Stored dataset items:
----

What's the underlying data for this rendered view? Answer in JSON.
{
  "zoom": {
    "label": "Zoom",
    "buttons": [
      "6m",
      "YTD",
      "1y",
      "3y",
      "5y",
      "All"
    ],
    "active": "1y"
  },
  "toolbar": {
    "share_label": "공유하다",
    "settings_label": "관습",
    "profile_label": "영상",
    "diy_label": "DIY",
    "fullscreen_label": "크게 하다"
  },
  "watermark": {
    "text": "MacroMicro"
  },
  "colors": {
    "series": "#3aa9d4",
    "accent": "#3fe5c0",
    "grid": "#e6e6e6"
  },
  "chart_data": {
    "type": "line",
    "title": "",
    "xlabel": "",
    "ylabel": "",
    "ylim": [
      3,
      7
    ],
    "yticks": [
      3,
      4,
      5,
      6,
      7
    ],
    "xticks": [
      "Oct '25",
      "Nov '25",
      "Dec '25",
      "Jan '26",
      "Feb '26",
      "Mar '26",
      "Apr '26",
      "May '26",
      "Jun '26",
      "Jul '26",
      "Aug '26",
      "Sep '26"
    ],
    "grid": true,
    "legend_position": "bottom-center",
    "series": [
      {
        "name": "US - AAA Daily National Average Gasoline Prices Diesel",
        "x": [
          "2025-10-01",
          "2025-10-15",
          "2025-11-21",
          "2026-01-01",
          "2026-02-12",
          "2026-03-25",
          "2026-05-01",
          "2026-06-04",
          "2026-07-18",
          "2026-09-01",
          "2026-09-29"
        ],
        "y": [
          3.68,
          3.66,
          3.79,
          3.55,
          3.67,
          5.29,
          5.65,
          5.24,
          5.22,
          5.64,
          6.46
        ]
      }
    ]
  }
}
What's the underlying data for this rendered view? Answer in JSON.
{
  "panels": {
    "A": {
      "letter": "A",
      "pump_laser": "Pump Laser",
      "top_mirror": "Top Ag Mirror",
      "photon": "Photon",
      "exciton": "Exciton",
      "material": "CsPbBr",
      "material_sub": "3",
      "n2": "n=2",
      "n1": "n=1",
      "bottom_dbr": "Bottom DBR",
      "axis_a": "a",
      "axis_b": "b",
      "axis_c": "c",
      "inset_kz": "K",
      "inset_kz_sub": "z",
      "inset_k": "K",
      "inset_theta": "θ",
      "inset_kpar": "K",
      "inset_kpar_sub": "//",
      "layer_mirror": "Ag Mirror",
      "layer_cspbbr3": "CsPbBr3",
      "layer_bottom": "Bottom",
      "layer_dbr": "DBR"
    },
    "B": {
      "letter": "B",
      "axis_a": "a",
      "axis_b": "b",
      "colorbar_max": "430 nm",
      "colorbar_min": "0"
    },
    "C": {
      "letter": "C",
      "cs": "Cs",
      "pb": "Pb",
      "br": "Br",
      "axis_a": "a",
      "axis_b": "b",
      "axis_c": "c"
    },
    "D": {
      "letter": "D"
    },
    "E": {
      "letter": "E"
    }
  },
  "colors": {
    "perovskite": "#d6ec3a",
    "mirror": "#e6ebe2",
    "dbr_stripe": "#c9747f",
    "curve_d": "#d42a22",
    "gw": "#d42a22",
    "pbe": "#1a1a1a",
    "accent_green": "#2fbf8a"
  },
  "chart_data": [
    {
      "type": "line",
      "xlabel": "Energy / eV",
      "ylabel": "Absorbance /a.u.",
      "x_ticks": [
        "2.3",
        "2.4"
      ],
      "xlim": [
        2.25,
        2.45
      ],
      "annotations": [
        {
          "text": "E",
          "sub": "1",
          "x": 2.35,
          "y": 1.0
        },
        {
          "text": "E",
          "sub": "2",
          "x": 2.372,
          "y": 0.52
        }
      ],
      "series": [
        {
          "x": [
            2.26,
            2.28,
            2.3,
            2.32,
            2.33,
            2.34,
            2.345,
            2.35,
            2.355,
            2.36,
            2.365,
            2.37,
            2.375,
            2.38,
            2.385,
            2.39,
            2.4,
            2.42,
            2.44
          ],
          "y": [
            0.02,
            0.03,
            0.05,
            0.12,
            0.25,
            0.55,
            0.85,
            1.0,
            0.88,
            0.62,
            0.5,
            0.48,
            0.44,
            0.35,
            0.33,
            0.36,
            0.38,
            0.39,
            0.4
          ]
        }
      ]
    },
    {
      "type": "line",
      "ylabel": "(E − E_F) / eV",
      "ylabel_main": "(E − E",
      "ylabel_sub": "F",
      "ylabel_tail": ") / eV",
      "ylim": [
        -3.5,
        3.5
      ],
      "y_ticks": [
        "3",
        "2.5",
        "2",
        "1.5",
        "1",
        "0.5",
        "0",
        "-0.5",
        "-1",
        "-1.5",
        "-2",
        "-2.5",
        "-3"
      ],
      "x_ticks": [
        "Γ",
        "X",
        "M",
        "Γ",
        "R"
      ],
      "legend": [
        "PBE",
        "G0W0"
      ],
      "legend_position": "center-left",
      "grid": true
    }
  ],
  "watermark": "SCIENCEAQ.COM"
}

----

■ EXERCISE AIM
Print all of the entries exactly as they are written.

■ COMPLETED EXERCISE
What's the underlying data for this rendered view? Answer in JSON.
{
  "zoom": {
    "label": "Zoom",
    "buttons": [
      "6m",
      "YTD",
      "1y",
      "3y",
      "5y",
      "All"
    ],
    "active": "1y"
  },
  "toolbar": {
    "share_label": "공유하다",
    "settings_label": "관습",
    "profile_label": "영상",
    "diy_label": "DIY",
    "fullscreen_label": "크게 하다"
  },
  "watermark": {
    "text": "MacroMicro"
  },
  "colors": {
    "series": "#3aa9d4",
    "accent": "#3fe5c0",
    "grid": "#e6e6e6"
  },
  "chart_data": {
    "type": "line",
    "title": "",
    "xlabel": "",
    "ylabel": "",
    "ylim": [
      3,
      7
    ],
    "yticks": [
      3,
      4,
      5,
      6,
      7
    ],
    "xticks": [
      "Oct '25",
      "Nov '25",
      "Dec '25",
      "Jan '26",
      "Feb '26",
      "Mar '26",
      "Apr '26",
      "May '26",
      "Jun '26",
      "Jul '26",
      "Aug '26",
      "Sep '26"
    ],
    "grid": true,
    "legend_position": "bottom-center",
    "series": [
      {
        "name": "US - AAA Daily National Average Gasoline Prices Diesel",
        "x": [
          "2025-10-01",
          "2025-10-15",
          "2025-11-21",
          "2026-01-01",
          "2026-02-12",
          "2026-03-25",
          "2026-05-01",
          "2026-06-04",
          "2026-07-18",
          "2026-09-01",
          "2026-09-29"
        ],
        "y": [
          3.68,
          3.66,
          3.79,
          3.55,
          3.67,
          5.29,
          5.65,
          5.24,
          5.22,
          5.64,
          6.46
        ]
      }
    ]
  }
}
What's the underlying data for this rendered view? Answer in JSON.
{
  "panels": {
    "A": {
      "letter": "A",
      "pump_laser": "Pump Laser",
      "top_mirror": "Top Ag Mirror",
      "photon": "Photon",
      "exciton": "Exciton",
      "material": "CsPbBr",
      "material_sub": "3",
      "n2": "n=2",
      "n1": "n=1",
      "bottom_dbr": "Bottom DBR",
      "axis_a": "a",
      "axis_b": "b",
      "axis_c": "c",
      "inset_kz": "K",
      "inset_kz_sub": "z",
      "inset_k": "K",
      "inset_theta": "θ",
      "inset_kpar": "K",
      "inset_kpar_sub": "//",
      "layer_mirror": "Ag Mirror",
      "layer_cspbbr3": "CsPbBr3",
      "layer_bottom": "Bottom",
      "layer_dbr": "DBR"
    },
    "B": {
      "letter": "B",
      "axis_a": "a",
      "axis_b": "b",
      "colorbar_max": "430 nm",
      "colorbar_min": "0"
    },
    "C": {
      "letter": "C",
      "cs": "Cs",
      "pb": "Pb",
      "br": "Br",
      "axis_a": "a",
      "axis_b": "b",
      "axis_c": "c"
    },
    "D": {
      "letter": "D"
    },
    "E": {
      "letter": "E"
    }
  },
  "colors": {
    "perovskite": "#d6ec3a",
    "mirror": "#e6ebe2",
    "dbr_stripe": "#c9747f",
    "curve_d": "#d42a22",
    "gw": "#d42a22",
    "pbe": "#1a1a1a",
    "accent_green": "#2fbf8a"
  },
  "chart_data": [
    {
      "type": "line",
      "xlabel": "Energy / eV",
      "ylabel": "Absorbance /a.u.",
      "x_ticks": [
        "2.3",
        "2.4"
      ],
      "xlim": [
        2.25,
        2.45
      ],
      "annotations": [
        {
          "text": "E",
          "sub": "1",
          "x": 2.35,
          "y": 1.0
        },
        {
          "text": "E",
          "sub": "2",
          "x": 2.372,
          "y": 0.52
        }
      ],
      "series": [
        {
          "x": [
            2.26,
            2.28,
            2.3,
            2.32,
            2.33,
            2.34,
            2.345,
            2.35,
            2.355,
            2.36,
            2.365,
            2.37,
            2.375,
            2.38,
            2.385,
            2.39,
            2.4,
            2.42,
            2.44
          ],
          "y": [
            0.02,
            0.03,
            0.05,
            0.12,
            0.25,
            0.55,
            0.85,
            1.0,
            0.88,
            0.62,
            0.5,
            0.48,
            0.44,
            0.35,
            0.33,
            0.36,
            0.38,
            0.39,
            0.4
          ]
        }
      ]
    },
    {
      "type": "line",
      "ylabel": "(E − E_F) / eV",
      "ylabel_main": "(E − E",
      "ylabel_sub": "F",
      "ylabel_tail": ") / eV",
      "ylim": [
        -3.5,
        3.5
      ],
      "y_ticks": [
        "3",
        "2.5",
        "2",
        "1.5",
        "1",
        "0.5",
        "0",
        "-0.5",
        "-1",
        "-1.5",
        "-2",
        "-2.5",
        "-3"
      ],
      "x_ticks": [
        "Γ",
        "X",
        "M",
        "Γ",
        "R"
      ],
      "legend": [
        "PBE",
        "G0W0"
      ],
      "legend_position": "center-left",
      "grid": true
    }
  ],
  "watermark": "SCIENCEAQ.COM"
}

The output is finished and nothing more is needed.